=== Provided data ===

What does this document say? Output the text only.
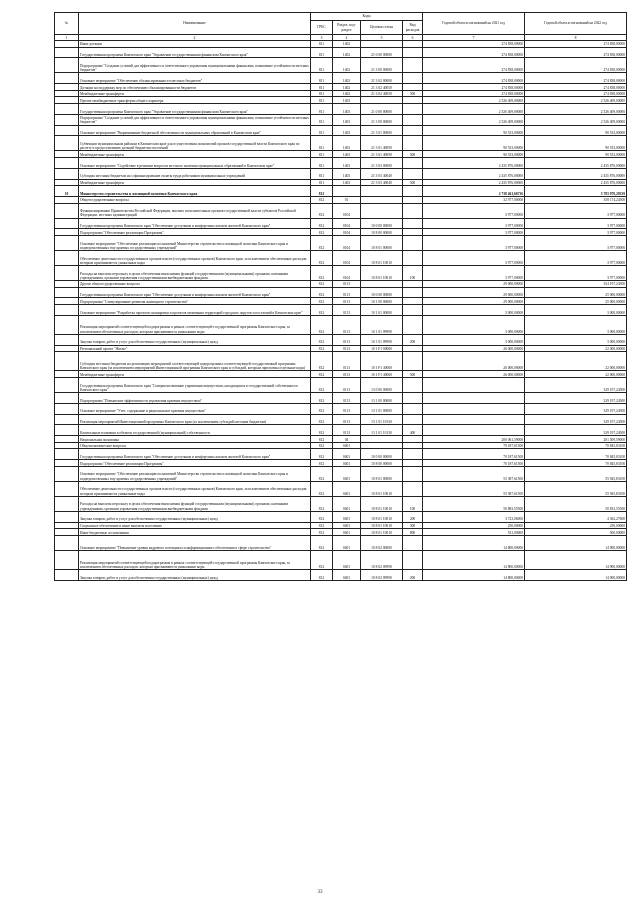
№	Наименование	Коды				Годовой объем ассигнований на 2021 год	Годовой объем ассигнований на 2022 год
		ГРБС	Раздел, под-раздел	Целевая статья	Вид расходов		
1	2	3	4	5	6	7	8
	Иные дотации	811	1402			274 838,00000	274 838,00000
	Государственная программа Камчатского края "Управление государственными финансами Камчатского края"	811	1402	21 0 00 00000		274 838,00000	274 838,00000
	Подпрограмма "Создание условий для эффективного и ответственного управления муниципальными финансами, повышение устойчивости местных бюджетов"	811	1402	21 3 00 00000		274 838,00000	274 838,00000
	Основное мероприятие "Обеспечение сбалансированности местных бюджетов"	811	1402	21 3 02 00000		274 838,00000	274 838,00000
	Дотации на поддержку мер по обеспечению сбалансированности бюджетов	811	1402	21 3 02 40050		274 838,00000	274 838,00000
	Межбюджетные трансферты	811	1402	21 3 02 40050	500	274 838,00000	274 838,00000
	Прочие межбюджетные трансферты общего характера	811	1403			2 526 409,00000	2 526 409,00000
	Государственная программа Камчатского края "Управление государственными финансами Камчатского края"	811	1403	21 0 00 00000		2 526 409,00000	2 526 409,00000
	Подпрограмма "Создание условий для эффективного и ответственного управления муниципальными финансами, повышение устойчивости местных бюджетов"	811	1403	21 3 00 00000		2 526 409,00000	2 526 409,00000
	Основное мероприятие "Выравнивание бюджетной обеспеченности муниципальных образований в Камчатском крае"	811	1403	21 3 01 00000		90 533,00000	90 533,00000
	Субвенции муниципальным районам в Камчатском крае для осуществления полномочий органов государственной власти Камчатского края по расчету и предоставлению дотаций бюджетам поселений	811	1403	21 3 01 40090		90 533,00000	90 533,00000
	Межбюджетные трансферты	811	1403	21 3 01 40090	500	90 533,00000	90 533,00000
	Основное мероприятие "Содействие в решении вопросов местного значения муниципальных образований в Камчатском крае"	811	1403	21 3 03 00000		2 435 876,00000	2 435 876,00000
	Субсидия местным бюджетам на софинансирование оплаты труда работников муниципальных учреждений	811	1403	21 3 03 40040		2 435 876,00000	2 435 876,00000
	Межбюджетные трансферты	811	1403	21 3 03 40040	500	2 435 876,00000	2 435 876,00000
10	Министерство строительства и жилищной политики Камчатского края	812				2 738 461,66736	5 783 970,20339
	Общегосударственные вопросы	812	01			32 977,00000	358 174,24500
	Функционирование Правительства Российской Федерации, высших исполнительных органов государственной власти субъектов Российской Федерации, местных администраций	812	0104			3 977,00000	3 977,00000
	Государственная программа Камчатского края "Обеспечение доступным и комфортным жильем жителей Камчатского края"	812	0104	10 0 00 00000		3 977,00000	3 977,00000
	Подпрограмма "Обеспечение реализации Программы"	812	0104	10 8 00 00000		3 977,00000	3 977,00000
	Основное мероприятие "Обеспечение реализации полномочий Министерства строительства и жилищной политики Камчатского края и подведомственных ему краевых государственных учреждений"	812	0104	10 8 01 00000		3 977,00000	3 977,00000
	Обеспечение деятельности государственных органов власти (государственных органов) Камчатского края, за исключением обеспеченных расходов, которым присваиваются уникальные коды	812	0104	10 8 01 10010		3 977,00000	3 977,00000
	Расходы на выплаты персоналу в целях обеспечения выполнения функций государственными (муниципальными) органами, казенными учреждениями, органами управления государственными внебюджетными фондами	812	0104	10 8 01 10010	100	3 977,00000	3 977,00000
	Другие общегосударственные вопросы	812	0113			29 000,00000	354 197,24500
	Государственная программа Камчатского края "Обеспечение доступным и комфортным жильем жителей Камчатского края"	812	0113	10 0 00 00000		29 000,00000	25 000,00000
	Подпрограмма "Стимулирование развития жилищного строительства"	812	0113	10 1 00 00000		29 000,00000	25 000,00000
	Основное мероприятие "Разработка проектов планировки и проектов межевания территорий городских округов и поселений в Камчатском крае"	812	0113	10 1 01 00000		3 000,00000	3 000,00000
	Реализация мероприятий соответствующей подпрограммы в рамках соответствующей государственной программы Камчатского края, за исключением обеспеченных расходов, которым присваиваются уникальные коды	812	0113	10 1 01 09990		3 000,00000	3 000,00000
	Закупка товаров, работ и услуг для обеспечения государственных (муниципальных) нужд	812	0113	10 1 01 09990	200	3 000,00000	3 000,00000
	Региональный проект "Жилье"	812	0113	10 1 F1 00000		26 000,00000	22 000,00000
	Субсидии местным бюджетам на реализацию мероприятий соответствующей подпрограммы соответствующей государственной программы Камчатского края (за исключением мероприятий Инвестиционной программы Камчатского края и субсидий, которым присвоены отдельные коды)	812	0113	10 1 F1 40060		26 000,00000	22 000,00000
	Межбюджетные трансферты	812	0113	10 1 F1 40060	500	26 000,00000	22 000,00000
	Государственная программа Камчатского края "Совершенствование управления имуществом, находящимся в государственной собственности Камчатского края"	812	0113	13 0 00 00000			329 197,24500
	Подпрограмма "Повышение эффективности управления краевым имуществом"	812	0113	13 1 00 00000			329 197,24500
	Основное мероприятие "Учет, содержание и рациональное краевым имуществом"	812	0113	13 1 01 00000			329 197,24500
	Реализация мероприятий Инвестиционной программы Камчатского края (за исключением субсидий местным бюджетам)	812	0113	13 1 01 10130			329 197,24500
	Капитальные вложения в объекты государственной (муниципальной) собственности	812	0113	13 1 01 10130	400		329 197,24500
	Национальная экономика	812	04			200 061,59000	201 509,59000
	Общеэкономические вопросы	812	0401			70 187,61500	70 845,83100
	Государственная программа Камчатского края "Обеспечение доступным и комфортным жильем жителей Камчатского края"	812	0401	10 0 00 00000		70 187,61500	70 845,83100
	Подпрограмма "Обеспечение реализации Программы"	812	0401	10 8 00 00000		70 187,61500	70 845,83100
	Основное мероприятие "Обеспечение реализации полномочий Министерства строительства и жилищной политики Камчатского края и подведомственных ему краевых государственных учреждений"	812	0401	10 8 01 00000		55 387,61500	55 945,83100
	Обеспечение деятельности государственных органов власти (государственных органов) Камчатского края, за исключением обеспеченных расходов, которым присваиваются уникальные коды	812	0401	10 8 01 10010		55 387,61500	55 945,83100
	Расходы на выплаты персоналу в целях обеспечения выполнения функций государственными (муниципальными) органами, казенными учреждениями, органами управления государственными внебюджетными фондами	812	0401	10 8 01 10010	100	50 883,55500	50 833,55500
	Закупка товаров, работ и услуг для обеспечения государственных (муниципальных) нужд	812	0401	10 8 01 10010	200	3 723,06000	4 362,27600
	Социальное обеспечение и иные выплаты населению	812	0401	10 8 01 10010	300	250,00000	250,00000
	Иные бюджетные ассигнования	812	0401	10 8 01 10010	800	531,00000	500,00000
	Основное мероприятие "Повышение уровня кадрового потенциала и информационного обеспечения в сфере строительства"	812	0401	10 8 02 00000		14 800,00000	14 900,00000
	Реализация мероприятий соответствующей подпрограммы в рамках соответствующей государственной программы Камчатского края, за исключением обеспеченных расходов, которым присваиваются уникальные коды	812	0401	10 8 02 09990		14 800,00000	14 900,00000
	Закупка товаров, работ и услуг для обеспечения государственных (муниципальных) нужд	812	0401	10 8 02 09990	200	14 800,00000	14 900,00000
33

===

### What is expected
Replicate the material above verbatim; images stay out of the copy.

### Solution to this exercise
What does this document say? Output the text only.
№	Наименование	Коды				Годовой объем ассигнований на 2021 год	Годовой объем ассигнований на 2022 год
		ГРБС	Раздел, под-раздел	Целевая статья	Вид расходов		
1	2	3	4	5	6	7	8
	Иные дотации	811	1402			274 838,00000	274 838,00000
	Государственная программа Камчатского края "Управление государственными финансами Камчатского края"	811	1402	21 0 00 00000		274 838,00000	274 838,00000
	Подпрограмма "Создание условий для эффективного и ответственного управления муниципальными финансами, повышение устойчивости местных бюджетов"	811	1402	21 3 00 00000		274 838,00000	274 838,00000
	Основное мероприятие "Обеспечение сбалансированности местных бюджетов"	811	1402	21 3 02 00000		274 838,00000	274 838,00000
	Дотации на поддержку мер по обеспечению сбалансированности бюджетов	811	1402	21 3 02 40050		274 838,00000	274 838,00000
	Межбюджетные трансферты	811	1402	21 3 02 40050	500	274 838,00000	274 838,00000
	Прочие межбюджетные трансферты общего характера	811	1403			2 526 409,00000	2 526 409,00000
	Государственная программа Камчатского края "Управление государственными финансами Камчатского края"	811	1403	21 0 00 00000		2 526 409,00000	2 526 409,00000
	Подпрограмма "Создание условий для эффективного и ответственного управления муниципальными финансами, повышение устойчивости местных бюджетов"	811	1403	21 3 00 00000		2 526 409,00000	2 526 409,00000
	Основное мероприятие "Выравнивание бюджетной обеспеченности муниципальных образований в Камчатском крае"	811	1403	21 3 01 00000		90 533,00000	90 533,00000
	Субвенции муниципальным районам в Камчатском крае для осуществления полномочий органов государственной власти Камчатского края по расчету и предоставлению дотаций бюджетам поселений	811	1403	21 3 01 40090		90 533,00000	90 533,00000
	Межбюджетные трансферты	811	1403	21 3 01 40090	500	90 533,00000	90 533,00000
	Основное мероприятие "Содействие в решении вопросов местного значения муниципальных образований в Камчатском крае"	811	1403	21 3 03 00000		2 435 876,00000	2 435 876,00000
	Субсидия местным бюджетам на софинансирование оплаты труда работников муниципальных учреждений	811	1403	21 3 03 40040		2 435 876,00000	2 435 876,00000
	Межбюджетные трансферты	811	1403	21 3 03 40040	500	2 435 876,00000	2 435 876,00000
10	Министерство строительства и жилищной политики Камчатского края	812				2 738 461,66736	5 783 970,20339
	Общегосударственные вопросы	812	01			32 977,00000	358 174,24500
	Функционирование Правительства Российской Федерации, высших исполнительных органов государственной власти субъектов Российской Федерации, местных администраций	812	0104			3 977,00000	3 977,00000
	Государственная программа Камчатского края "Обеспечение доступным и комфортным жильем жителей Камчатского края"	812	0104	10 0 00 00000		3 977,00000	3 977,00000
	Подпрограмма "Обеспечение реализации Программы"	812	0104	10 8 00 00000		3 977,00000	3 977,00000
	Основное мероприятие "Обеспечение реализации полномочий Министерства строительства и жилищной политики Камчатского края и подведомственных ему краевых государственных учреждений"	812	0104	10 8 01 00000		3 977,00000	3 977,00000
	Обеспечение деятельности государственных органов власти (государственных органов) Камчатского края, за исключением обеспеченных расходов, которым присваиваются уникальные коды	812	0104	10 8 01 10010		3 977,00000	3 977,00000
	Расходы на выплаты персоналу в целях обеспечения выполнения функций государственными (муниципальными) органами, казенными учреждениями, органами управления государственными внебюджетными фондами	812	0104	10 8 01 10010	100	3 977,00000	3 977,00000
	Другие общегосударственные вопросы	812	0113			29 000,00000	354 197,24500
	Государственная программа Камчатского края "Обеспечение доступным и комфортным жильем жителей Камчатского края"	812	0113	10 0 00 00000		29 000,00000	25 000,00000
	Подпрограмма "Стимулирование развития жилищного строительства"	812	0113	10 1 00 00000		29 000,00000	25 000,00000
	Основное мероприятие "Разработка проектов планировки и проектов межевания территорий городских округов и поселений в Камчатском крае"	812	0113	10 1 01 00000		3 000,00000	3 000,00000
	Реализация мероприятий соответствующей подпрограммы в рамках соответствующей государственной программы Камчатского края, за исключением обеспеченных расходов, которым присваиваются уникальные коды	812	0113	10 1 01 09990		3 000,00000	3 000,00000
	Закупка товаров, работ и услуг для обеспечения государственных (муниципальных) нужд	812	0113	10 1 01 09990	200	3 000,00000	3 000,00000
	Региональный проект "Жилье"	812	0113	10 1 F1 00000		26 000,00000	22 000,00000
	Субсидии местным бюджетам на реализацию мероприятий соответствующей подпрограммы соответствующей государственной программы Камчатского края (за исключением мероприятий Инвестиционной программы Камчатского края и субсидий, которым присвоены отдельные коды)	812	0113	10 1 F1 40060		26 000,00000	22 000,00000
	Межбюджетные трансферты	812	0113	10 1 F1 40060	500	26 000,00000	22 000,00000
	Государственная программа Камчатского края "Совершенствование управления имуществом, находящимся в государственной собственности Камчатского края"	812	0113	13 0 00 00000			329 197,24500
	Подпрограмма "Повышение эффективности управления краевым имуществом"	812	0113	13 1 00 00000			329 197,24500
	Основное мероприятие "Учет, содержание и рациональное краевым имуществом"	812	0113	13 1 01 00000			329 197,24500
	Реализация мероприятий Инвестиционной программы Камчатского края (за исключением субсидий местным бюджетам)	812	0113	13 1 01 10130			329 197,24500
	Капитальные вложения в объекты государственной (муниципальной) собственности	812	0113	13 1 01 10130	400		329 197,24500
	Национальная экономика	812	04			200 061,59000	201 509,59000
	Общеэкономические вопросы	812	0401			70 187,61500	70 845,83100
	Государственная программа Камчатского края "Обеспечение доступным и комфортным жильем жителей Камчатского края"	812	0401	10 0 00 00000		70 187,61500	70 845,83100
	Подпрограмма "Обеспечение реализации Программы"	812	0401	10 8 00 00000		70 187,61500	70 845,83100
	Основное мероприятие "Обеспечение реализации полномочий Министерства строительства и жилищной политики Камчатского края и подведомственных ему краевых государственных учреждений"	812	0401	10 8 01 00000		55 387,61500	55 945,83100
	Обеспечение деятельности государственных органов власти (государственных органов) Камчатского края, за исключением обеспеченных расходов, которым присваиваются уникальные коды	812	0401	10 8 01 10010		55 387,61500	55 945,83100
	Расходы на выплаты персоналу в целях обеспечения выполнения функций государственными (муниципальными) органами, казенными учреждениями, органами управления государственными внебюджетными фондами	812	0401	10 8 01 10010	100	50 883,55500	50 833,55500
	Закупка товаров, работ и услуг для обеспечения государственных (муниципальных) нужд	812	0401	10 8 01 10010	200	3 723,06000	4 362,27600
	Социальное обеспечение и иные выплаты населению	812	0401	10 8 01 10010	300	250,00000	250,00000
	Иные бюджетные ассигнования	812	0401	10 8 01 10010	800	531,00000	500,00000
	Основное мероприятие "Повышение уровня кадрового потенциала и информационного обеспечения в сфере строительства"	812	0401	10 8 02 00000		14 800,00000	14 900,00000
	Реализация мероприятий соответствующей подпрограммы в рамках соответствующей государственной программы Камчатского края, за исключением обеспеченных расходов, которым присваиваются уникальные коды	812	0401	10 8 02 09990		14 800,00000	14 900,00000
	Закупка товаров, работ и услуг для обеспечения государственных (муниципальных) нужд	812	0401	10 8 02 09990	200	14 800,00000	14 900,00000
33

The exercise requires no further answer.